[Saved data entries]
──────

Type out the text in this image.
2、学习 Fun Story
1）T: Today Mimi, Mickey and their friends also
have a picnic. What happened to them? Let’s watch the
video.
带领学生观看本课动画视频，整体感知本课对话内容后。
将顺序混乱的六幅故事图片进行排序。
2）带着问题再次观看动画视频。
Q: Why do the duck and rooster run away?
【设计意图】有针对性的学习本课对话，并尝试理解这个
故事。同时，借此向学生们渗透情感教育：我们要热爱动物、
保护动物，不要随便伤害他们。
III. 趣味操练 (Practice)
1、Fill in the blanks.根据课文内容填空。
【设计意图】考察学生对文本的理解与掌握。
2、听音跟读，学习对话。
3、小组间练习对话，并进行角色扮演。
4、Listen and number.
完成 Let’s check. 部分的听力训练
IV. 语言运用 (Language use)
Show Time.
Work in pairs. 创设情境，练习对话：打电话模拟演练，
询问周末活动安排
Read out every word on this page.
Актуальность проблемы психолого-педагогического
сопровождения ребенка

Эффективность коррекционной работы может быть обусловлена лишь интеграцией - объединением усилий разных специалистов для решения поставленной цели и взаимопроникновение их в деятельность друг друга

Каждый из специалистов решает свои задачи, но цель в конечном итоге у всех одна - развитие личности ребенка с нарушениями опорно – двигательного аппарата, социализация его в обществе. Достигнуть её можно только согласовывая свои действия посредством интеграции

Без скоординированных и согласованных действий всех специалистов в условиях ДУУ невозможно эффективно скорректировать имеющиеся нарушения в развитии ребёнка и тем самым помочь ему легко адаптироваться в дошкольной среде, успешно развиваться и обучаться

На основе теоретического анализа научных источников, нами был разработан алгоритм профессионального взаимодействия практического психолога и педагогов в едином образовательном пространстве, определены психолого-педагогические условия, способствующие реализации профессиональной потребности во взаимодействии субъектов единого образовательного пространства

──────

[TASK OBJECTIVE]
Look through the records and gather every line containing "设计意图".

[EXERCISE ANSWER]
【设计意图】有针对性的学习本课对话，并尝试理解这个
【设计意图】考察学生对文本的理解与掌握。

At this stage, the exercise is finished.